**WHAT TO WORK ON**
Copy every line that contains the string "jouissent" from the entries below.

**DATA FOR THIS TASK**

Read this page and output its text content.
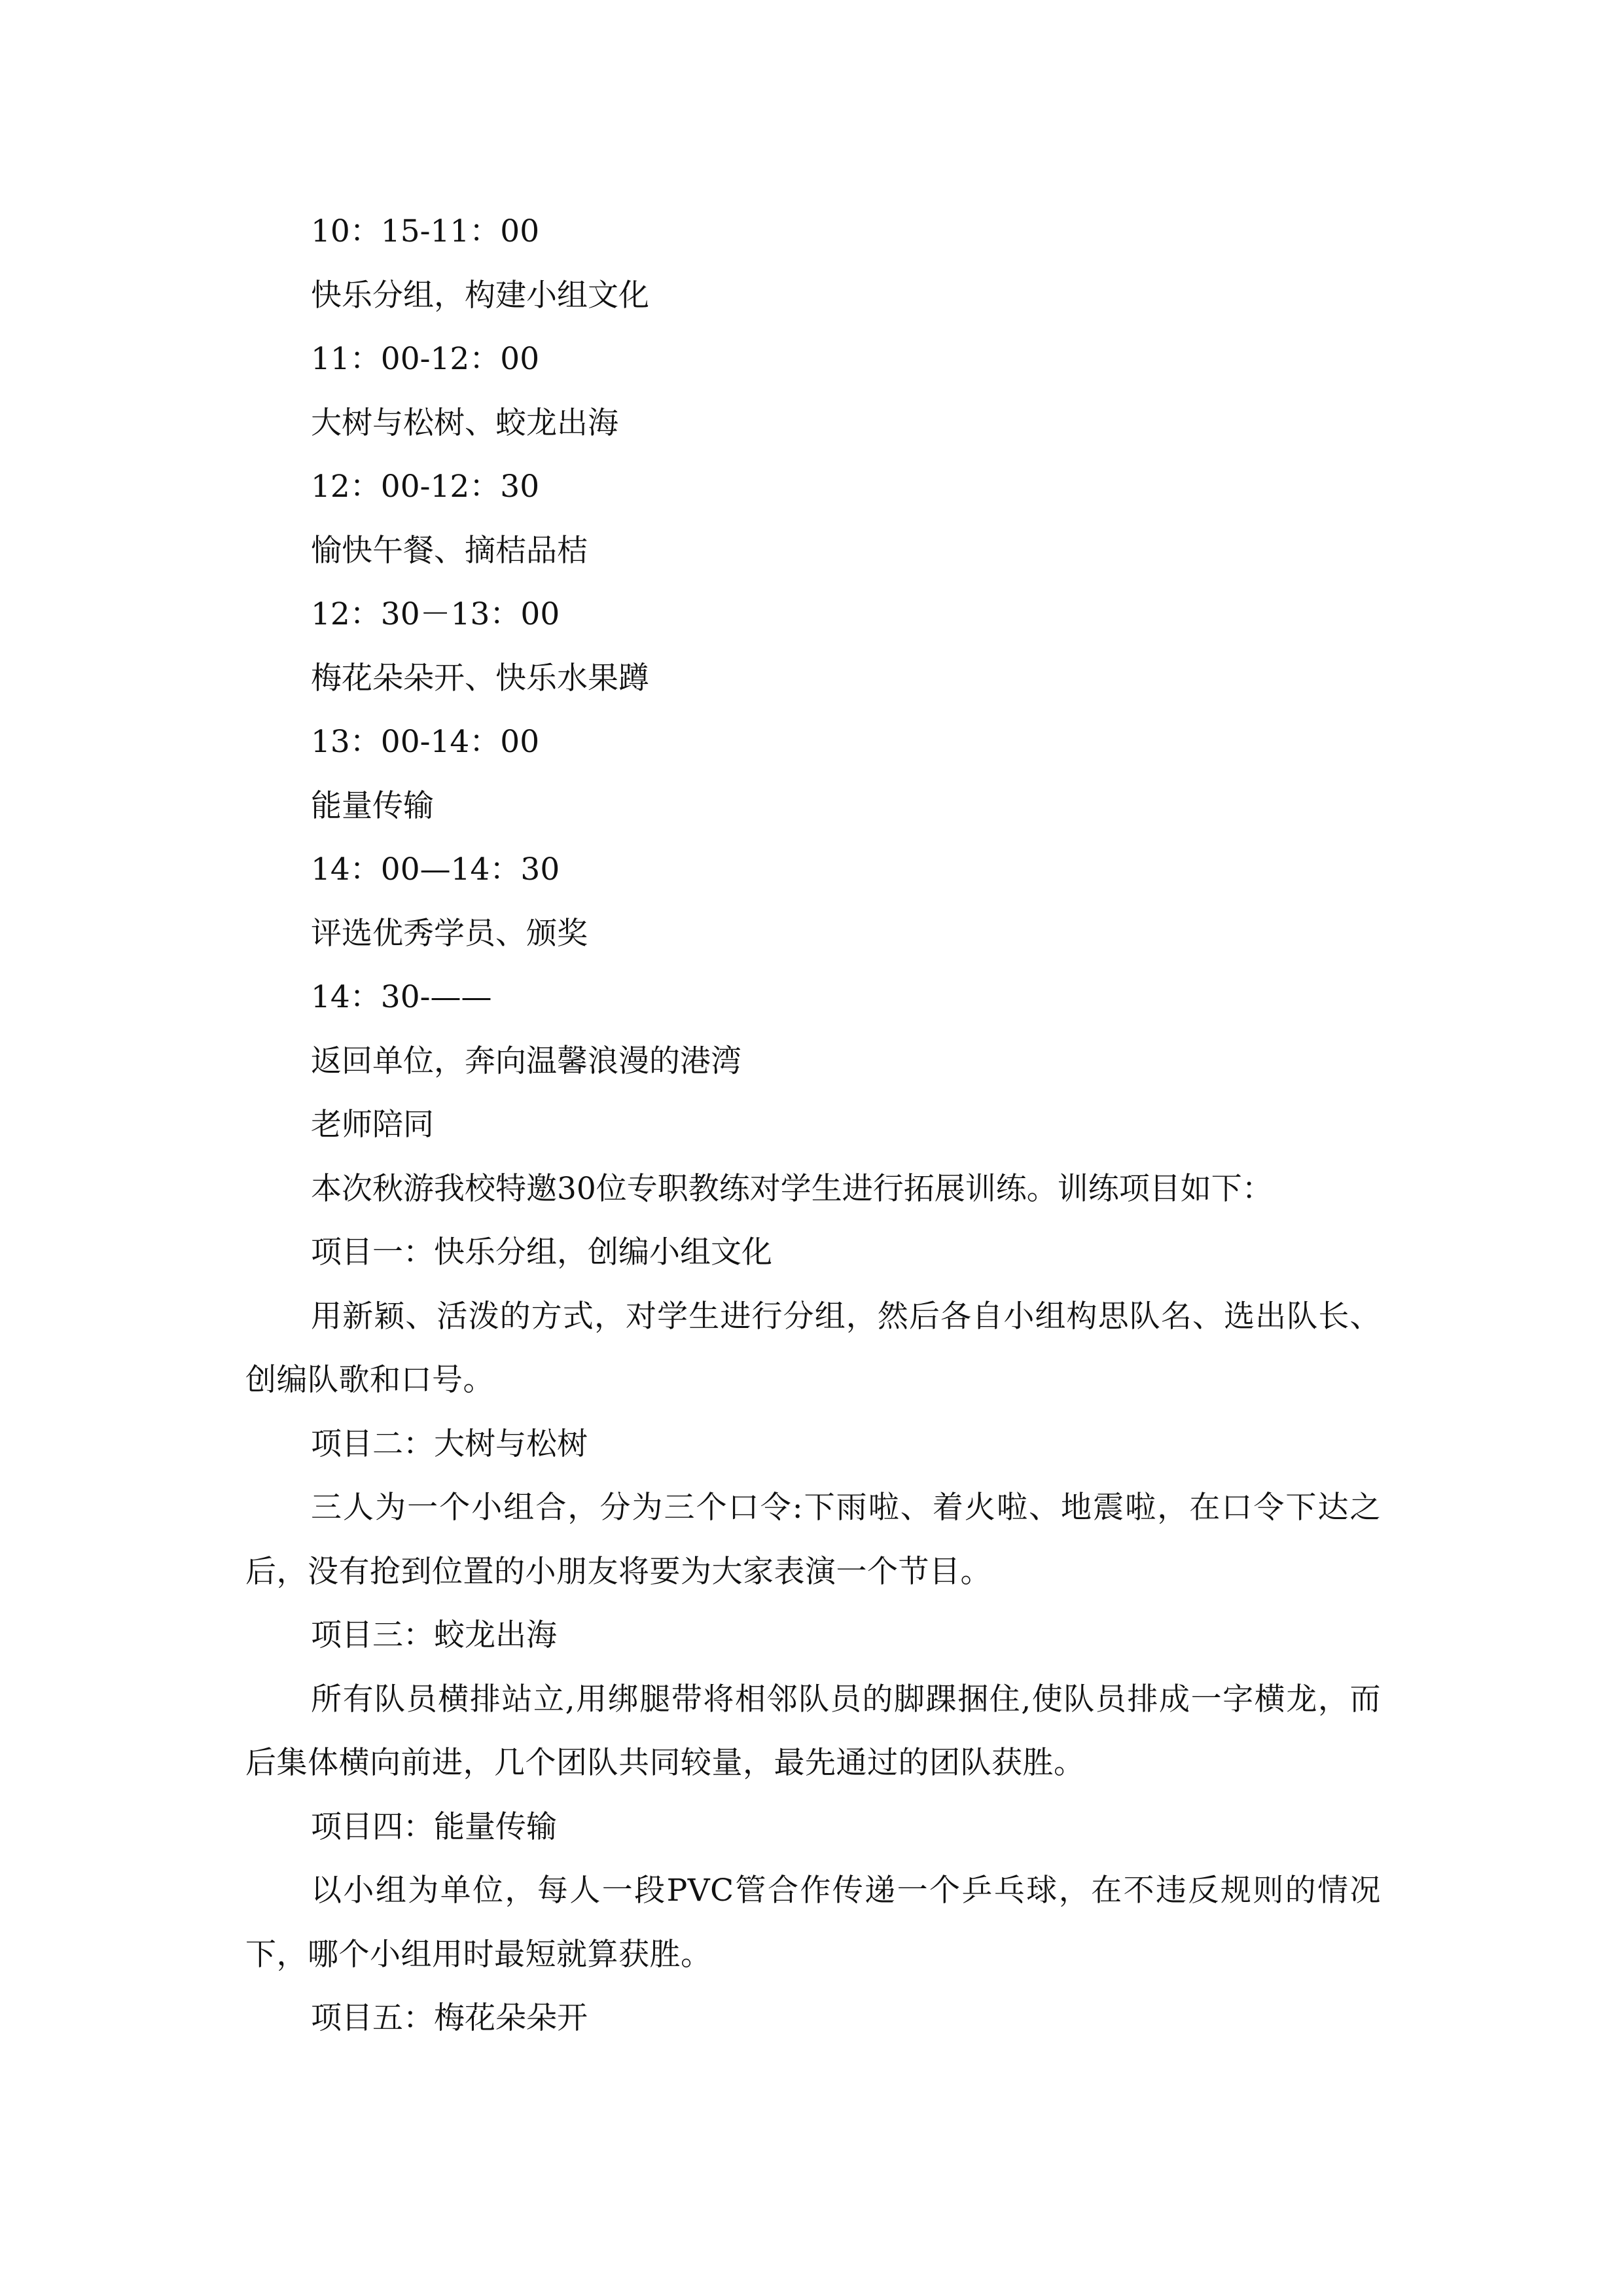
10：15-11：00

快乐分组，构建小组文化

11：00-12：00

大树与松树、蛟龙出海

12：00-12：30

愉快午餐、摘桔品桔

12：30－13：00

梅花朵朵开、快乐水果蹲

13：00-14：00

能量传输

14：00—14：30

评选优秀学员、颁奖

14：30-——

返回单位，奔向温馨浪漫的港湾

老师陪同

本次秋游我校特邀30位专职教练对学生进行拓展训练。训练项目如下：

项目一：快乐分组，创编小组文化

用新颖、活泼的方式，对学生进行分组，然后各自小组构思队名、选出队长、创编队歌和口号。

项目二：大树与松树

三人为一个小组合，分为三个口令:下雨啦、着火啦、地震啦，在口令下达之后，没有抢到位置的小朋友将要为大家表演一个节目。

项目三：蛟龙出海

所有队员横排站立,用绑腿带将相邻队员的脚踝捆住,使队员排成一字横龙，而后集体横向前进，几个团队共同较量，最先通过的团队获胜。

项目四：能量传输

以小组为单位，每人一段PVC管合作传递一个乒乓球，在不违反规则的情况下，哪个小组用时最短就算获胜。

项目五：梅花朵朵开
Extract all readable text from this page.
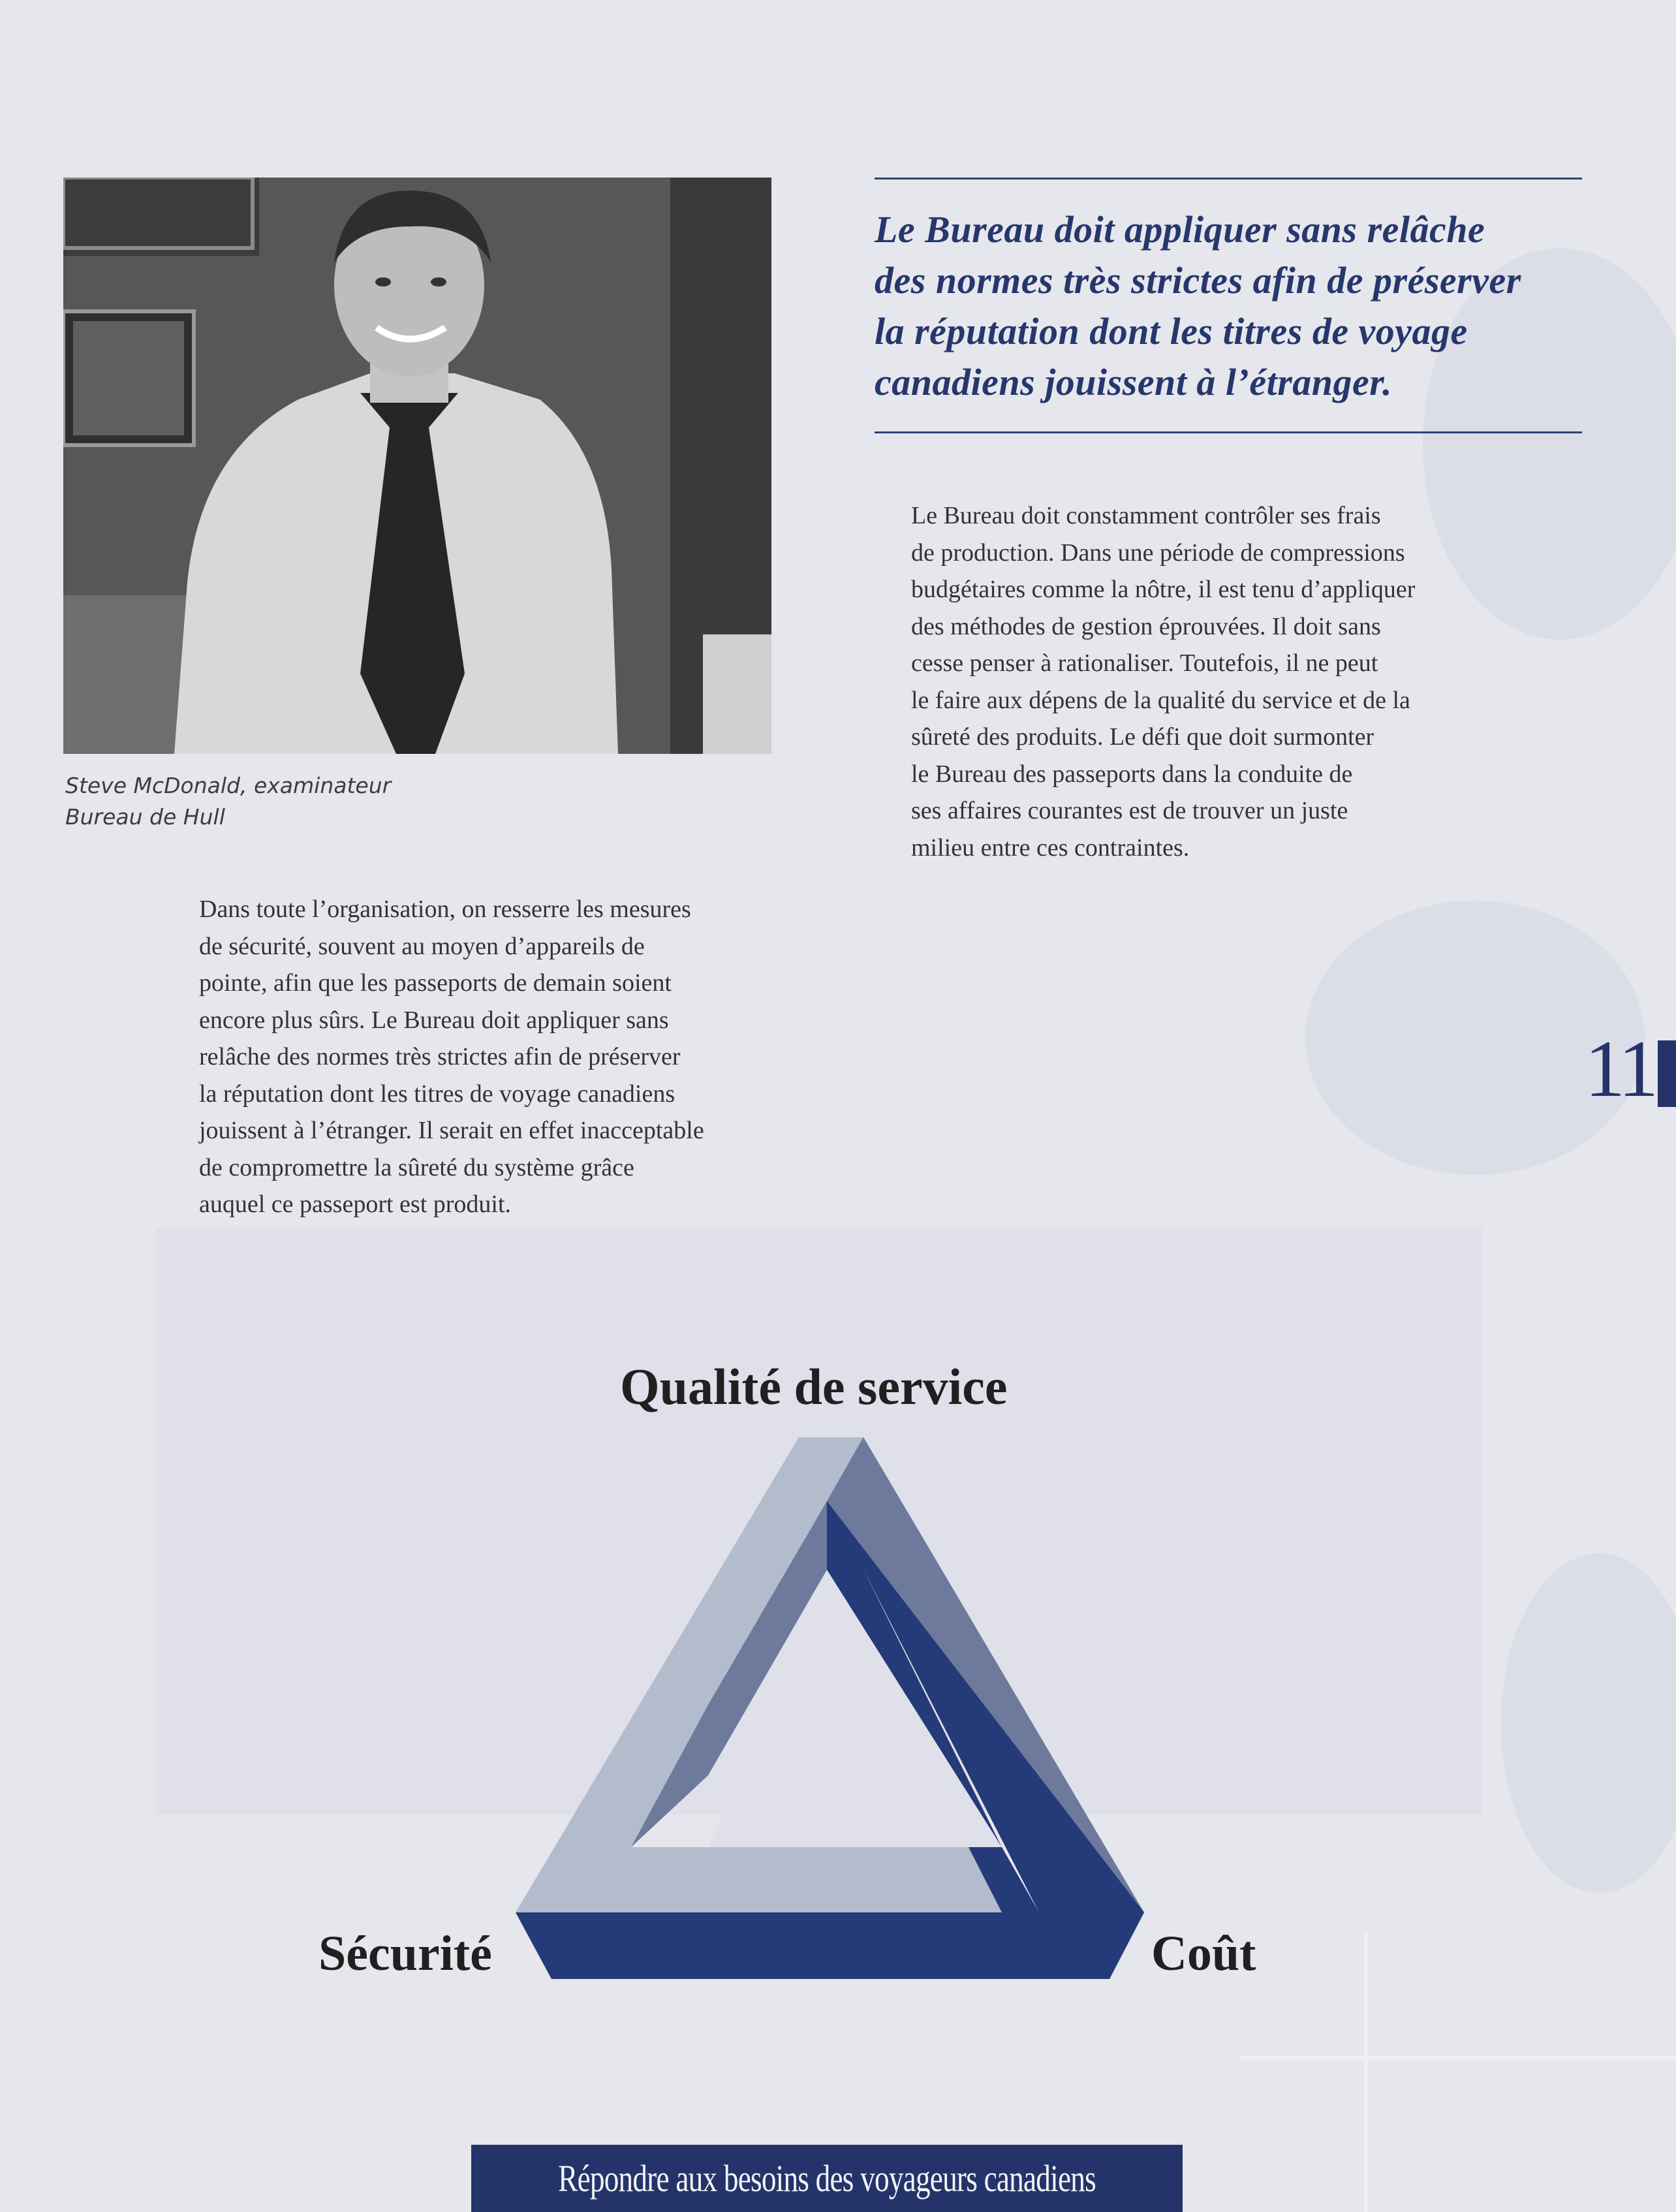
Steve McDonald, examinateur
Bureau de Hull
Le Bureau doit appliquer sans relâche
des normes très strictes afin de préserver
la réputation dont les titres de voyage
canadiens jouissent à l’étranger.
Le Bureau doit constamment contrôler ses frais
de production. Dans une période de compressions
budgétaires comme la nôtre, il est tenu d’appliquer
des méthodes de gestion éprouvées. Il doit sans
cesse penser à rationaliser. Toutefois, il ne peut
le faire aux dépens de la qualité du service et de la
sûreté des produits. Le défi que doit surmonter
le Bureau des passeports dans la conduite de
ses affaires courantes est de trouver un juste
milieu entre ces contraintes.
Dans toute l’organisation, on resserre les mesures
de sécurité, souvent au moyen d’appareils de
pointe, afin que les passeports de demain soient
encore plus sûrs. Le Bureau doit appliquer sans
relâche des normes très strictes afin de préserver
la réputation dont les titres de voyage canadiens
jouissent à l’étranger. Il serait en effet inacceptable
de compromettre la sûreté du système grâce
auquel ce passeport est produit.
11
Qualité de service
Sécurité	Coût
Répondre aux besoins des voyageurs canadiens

**TASK SOLUTION**
canadiens jouissent à l’étranger.
jouissent à l’étranger. Il serait en effet inacceptable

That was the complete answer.